## Short problem
Reproduce the listing below character for character; drop every image.

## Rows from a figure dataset
⁂

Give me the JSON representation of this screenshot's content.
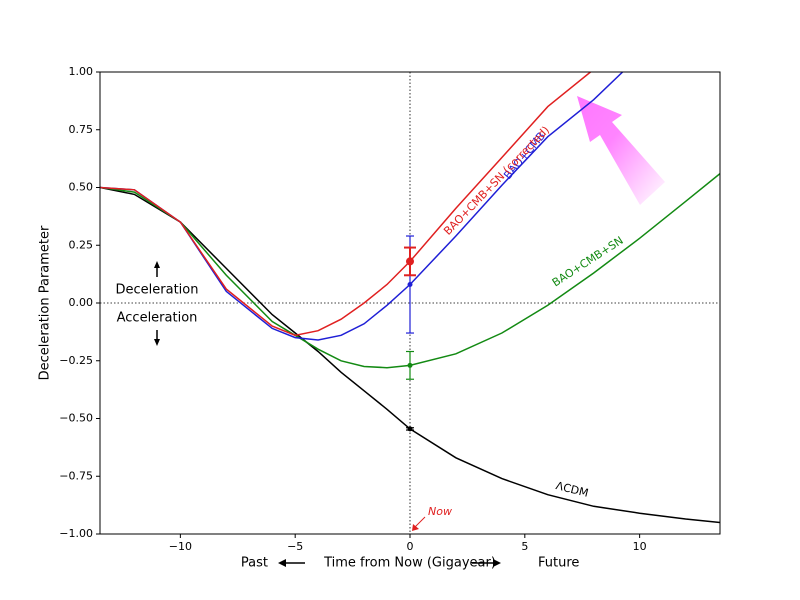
{
  "chart_data": {
    "type": "line",
    "x_label": "Time from Now (Gigayear)",
    "past_label": "Past",
    "future_label": "Future",
    "y_label": "Deceleration Parameter",
    "annotations": {
      "deceleration": "Deceleration",
      "acceleration": "Acceleration",
      "now": "Now"
    },
    "xlim": [
      -13.5,
      13.5
    ],
    "ylim": [
      -1,
      1
    ],
    "xticks": [
      {
        "value": -10,
        "label": "−10"
      },
      {
        "value": -5,
        "label": "−5"
      },
      0,
      5,
      10
    ],
    "yticks": [
      {
        "value": -1,
        "label": "−1.00"
      },
      {
        "value": -0.75,
        "label": "−0.75"
      },
      {
        "value": -0.5,
        "label": "−0.50"
      },
      {
        "value": -0.25,
        "label": "−0.25"
      },
      {
        "value": 0,
        "label": "0.00"
      },
      {
        "value": 0.25,
        "label": "0.25"
      },
      {
        "value": 0.5,
        "label": "0.50"
      },
      {
        "value": 0.75,
        "label": "0.75"
      },
      {
        "value": 1,
        "label": "1.00"
      }
    ],
    "series": [
      {
        "name": "ΛCDM",
        "color": "#000000",
        "x": [
          -13.5,
          -12,
          -10,
          -8,
          -6,
          -5,
          -4,
          -3,
          -2,
          -1,
          0,
          2,
          4,
          6,
          8,
          10,
          12,
          13.5
        ],
        "values": [
          0.5,
          0.47,
          0.35,
          0.15,
          -0.05,
          -0.13,
          -0.21,
          -0.3,
          -0.38,
          -0.46,
          -0.545,
          -0.67,
          -0.76,
          -0.83,
          -0.88,
          -0.91,
          -0.935,
          -0.95
        ],
        "point": {
          "x": 0,
          "y": -0.545,
          "error": 0.005
        }
      },
      {
        "name": "BAO+CMB+SN",
        "color": "#138a13",
        "x": [
          -13.5,
          -12,
          -10,
          -8,
          -6,
          -5,
          -4,
          -3,
          -2,
          -1,
          0,
          2,
          4,
          6,
          8,
          10,
          12,
          13.5
        ],
        "values": [
          0.5,
          0.48,
          0.35,
          0.12,
          -0.08,
          -0.14,
          -0.2,
          -0.25,
          -0.275,
          -0.28,
          -0.27,
          -0.22,
          -0.13,
          -0.01,
          0.13,
          0.28,
          0.44,
          0.56
        ],
        "point": {
          "x": 0,
          "y": -0.27,
          "error": 0.06
        }
      },
      {
        "name": "BAO+CMB",
        "color": "#1f1fd6",
        "x": [
          -13.5,
          -12,
          -10,
          -8,
          -6,
          -5,
          -4,
          -3,
          -2,
          -1,
          0,
          2,
          4,
          6,
          8,
          9.26
        ],
        "values": [
          0.5,
          0.49,
          0.35,
          0.05,
          -0.11,
          -0.15,
          -0.16,
          -0.14,
          -0.09,
          -0.01,
          0.08,
          0.29,
          0.51,
          0.72,
          0.88,
          1
        ],
        "point": {
          "x": 0,
          "y": 0.08,
          "error": 0.21
        }
      },
      {
        "name": "BAO+CMB+SN (corrected)",
        "color": "#e02020",
        "x": [
          -13.5,
          -12,
          -10,
          -8,
          -6,
          -5,
          -4,
          -3,
          -2,
          -1,
          0,
          2,
          4,
          6,
          7.86
        ],
        "values": [
          0.5,
          0.49,
          0.35,
          0.06,
          -0.1,
          -0.14,
          -0.12,
          -0.07,
          0.0,
          0.08,
          0.18,
          0.41,
          0.63,
          0.85,
          1
        ],
        "point": {
          "x": 0,
          "y": 0.18,
          "error": 0.06
        }
      }
    ]
  }
}
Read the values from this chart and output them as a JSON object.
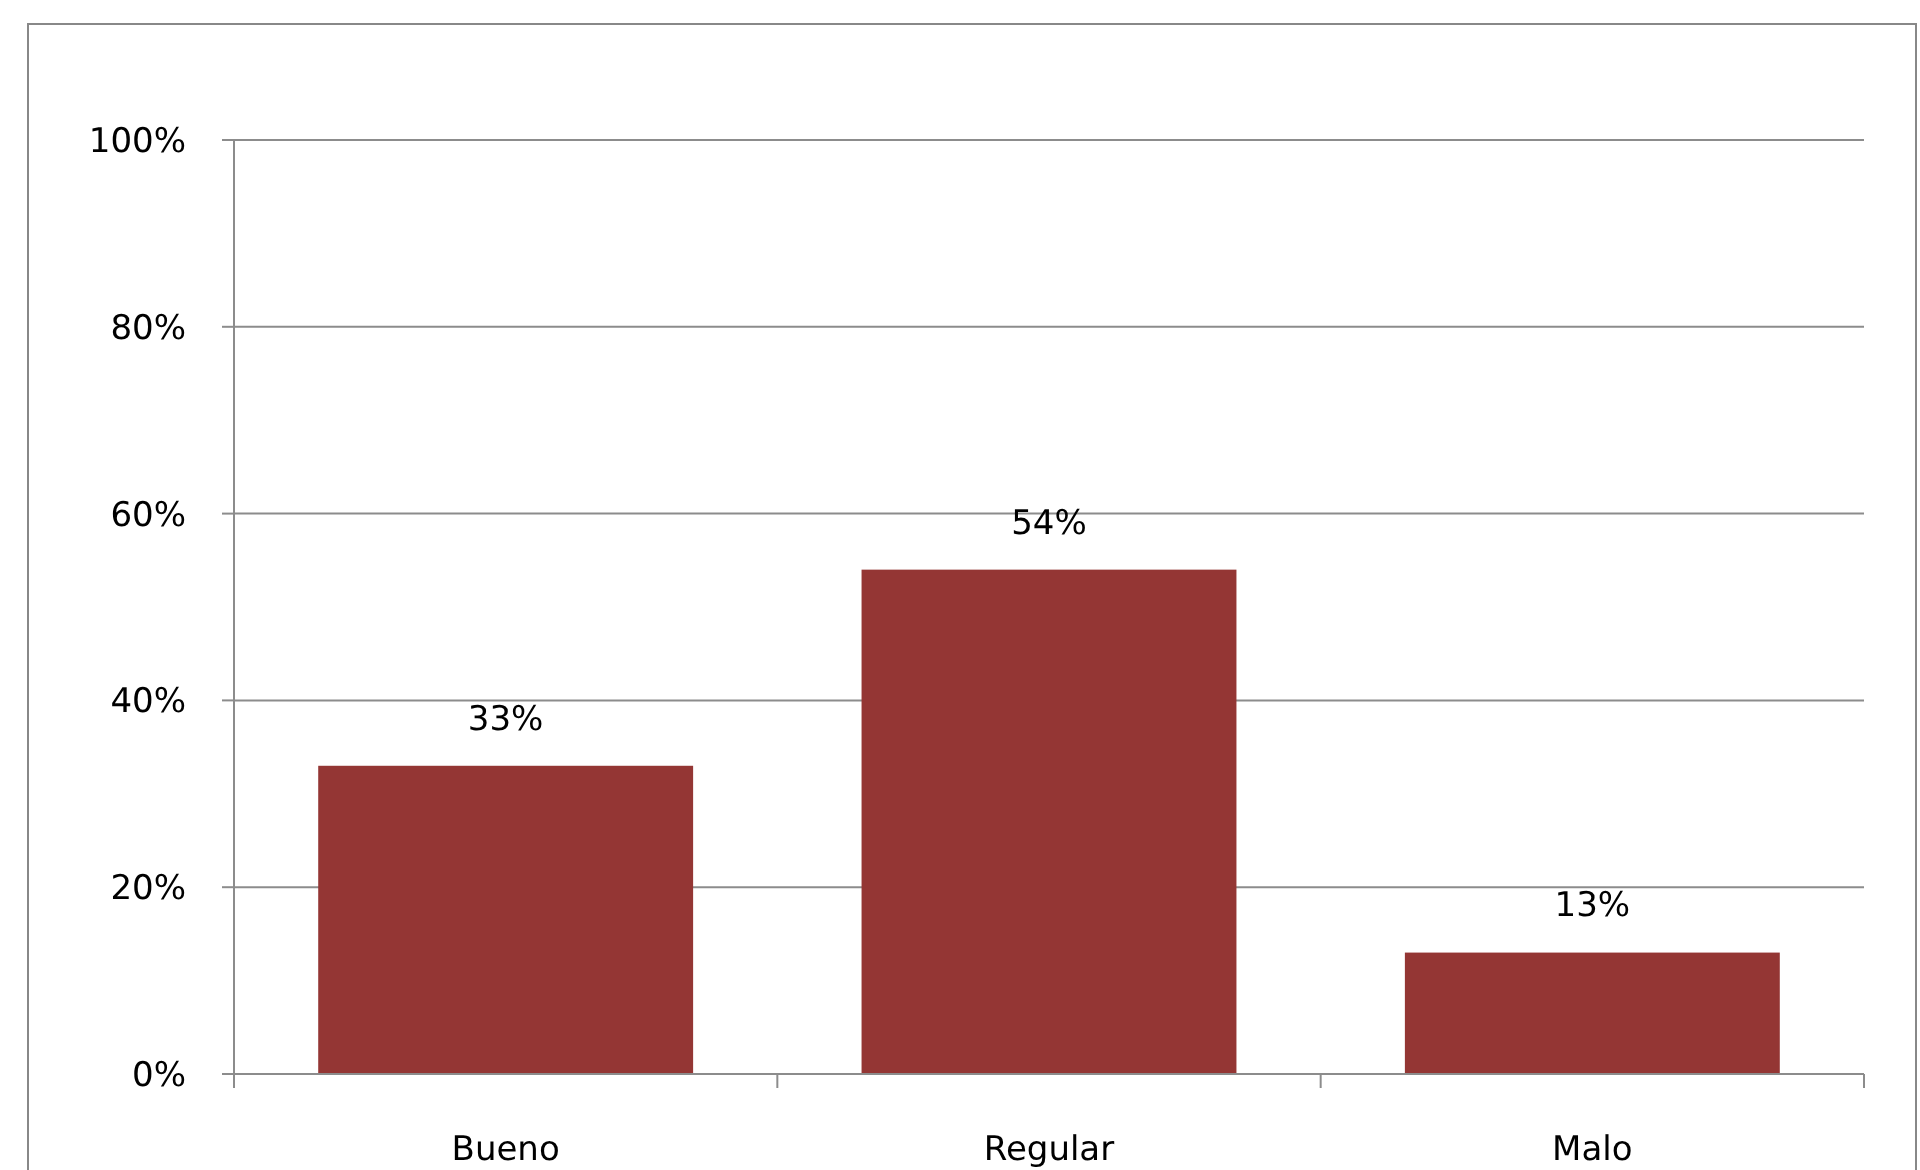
{
  "chart_data": {
    "type": "bar",
    "categories": [
      "Bueno",
      "Regular",
      "Malo"
    ],
    "values": [
      33,
      54,
      13
    ],
    "value_labels": [
      "33%",
      "54%",
      "13%"
    ],
    "color": "#943634",
    "ylim": [
      0,
      100
    ],
    "yticks": [
      {
        "value": 0,
        "label": "0%"
      },
      {
        "value": 20,
        "label": "20%"
      },
      {
        "value": 40,
        "label": "40%"
      },
      {
        "value": 60,
        "label": "60%"
      },
      {
        "value": 80,
        "label": "80%"
      },
      {
        "value": 100,
        "label": "100%"
      }
    ],
    "grid": "y"
  }
}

⁂

## Answer to this problem
Give me the JSON representation of this screenshot's content.
{
  "chart_data": {
    "type": "line",
    "x_label": "Time from Now (Gigayear)",
    "past_label": "Past",
    "future_label": "Future",
    "y_label": "Deceleration Parameter",
    "annotations": {
      "deceleration": "Deceleration",
      "acceleration": "Acceleration",
      "now": "Now"
    },
    "xlim": [
      -13.5,
      13.5
    ],
    "ylim": [
      -1,
      1
    ],
    "xticks": [
      {
        "value": -10,
        "label": "−10"
      },
      {
        "value": -5,
        "label": "−5"
      },
      0,
      5,
      10
    ],
    "yticks": [
      {
        "value": -1,
        "label": "−1.00"
      },
      {
        "value": -0.75,
        "label": "−0.75"
      },
      {
        "value": -0.5,
        "label": "−0.50"
      },
      {
        "value": -0.25,
        "label": "−0.25"
      },
      {
        "value": 0,
        "label": "0.00"
      },
      {
        "value": 0.25,
        "label": "0.25"
      },
      {
        "value": 0.5,
        "label": "0.50"
      },
      {
        "value": 0.75,
        "label": "0.75"
      },
      {
        "value": 1,
        "label": "1.00"
      }
    ],
    "series": [
      {
        "name": "ΛCDM",
        "color": "#000000",
        "x": [
          -13.5,
          -12,
          -10,
          -8,
          -6,
          -5,
          -4,
          -3,
          -2,
          -1,
          0,
          2,
          4,
          6,
          8,
          10,
          12,
          13.5
        ],
        "values": [
          0.5,
          0.47,
          0.35,
          0.15,
          -0.05,
          -0.13,
          -0.21,
          -0.3,
          -0.38,
          -0.46,
          -0.545,
          -0.67,
          -0.76,
          -0.83,
          -0.88,
          -0.91,
          -0.935,
          -0.95
        ],
        "point": {
          "x": 0,
          "y": -0.545,
          "error": 0.005
        }
      },
      {
        "name": "BAO+CMB+SN",
        "color": "#138a13",
        "x": [
          -13.5,
          -12,
          -10,
          -8,
          -6,
          -5,
          -4,
          -3,
          -2,
          -1,
          0,
          2,
          4,
          6,
          8,
          10,
          12,
          13.5
        ],
        "values": [
          0.5,
          0.48,
          0.35,
          0.12,
          -0.08,
          -0.14,
          -0.2,
          -0.25,
          -0.275,
          -0.28,
          -0.27,
          -0.22,
          -0.13,
          -0.01,
          0.13,
          0.28,
          0.44,
          0.56
        ],
        "point": {
          "x": 0,
          "y": -0.27,
          "error": 0.06
        }
      },
      {
        "name": "BAO+CMB",
        "color": "#1f1fd6",
        "x": [
          -13.5,
          -12,
          -10,
          -8,
          -6,
          -5,
          -4,
          -3,
          -2,
          -1,
          0,
          2,
          4,
          6,
          8,
          9.26
        ],
        "values": [
          0.5,
          0.49,
          0.35,
          0.05,
          -0.11,
          -0.15,
          -0.16,
          -0.14,
          -0.09,
          -0.01,
          0.08,
          0.29,
          0.51,
          0.72,
          0.88,
          1
        ],
        "point": {
          "x": 0,
          "y": 0.08,
          "error": 0.21
        }
      },
      {
        "name": "BAO+CMB+SN (corrected)",
        "color": "#e02020",
        "x": [
          -13.5,
          -12,
          -10,
          -8,
          -6,
          -5,
          -4,
          -3,
          -2,
          -1,
          0,
          2,
          4,
          6,
          7.86
        ],
        "values": [
          0.5,
          0.49,
          0.35,
          0.06,
          -0.1,
          -0.14,
          -0.12,
          -0.07,
          0.0,
          0.08,
          0.18,
          0.41,
          0.63,
          0.85,
          1
        ],
        "point": {
          "x": 0,
          "y": 0.18,
          "error": 0.06
        }
      }
    ]
  }
}
Read the values from this chart and output them as a JSON object.
{
  "chart_data": {
    "type": "bar",
    "categories": [
      "Bueno",
      "Regular",
      "Malo"
    ],
    "values": [
      33,
      54,
      13
    ],
    "value_labels": [
      "33%",
      "54%",
      "13%"
    ],
    "color": "#943634",
    "ylim": [
      0,
      100
    ],
    "yticks": [
      {
        "value": 0,
        "label": "0%"
      },
      {
        "value": 20,
        "label": "20%"
      },
      {
        "value": 40,
        "label": "40%"
      },
      {
        "value": 60,
        "label": "60%"
      },
      {
        "value": 80,
        "label": "80%"
      },
      {
        "value": 100,
        "label": "100%"
      }
    ],
    "grid": "y"
  }
}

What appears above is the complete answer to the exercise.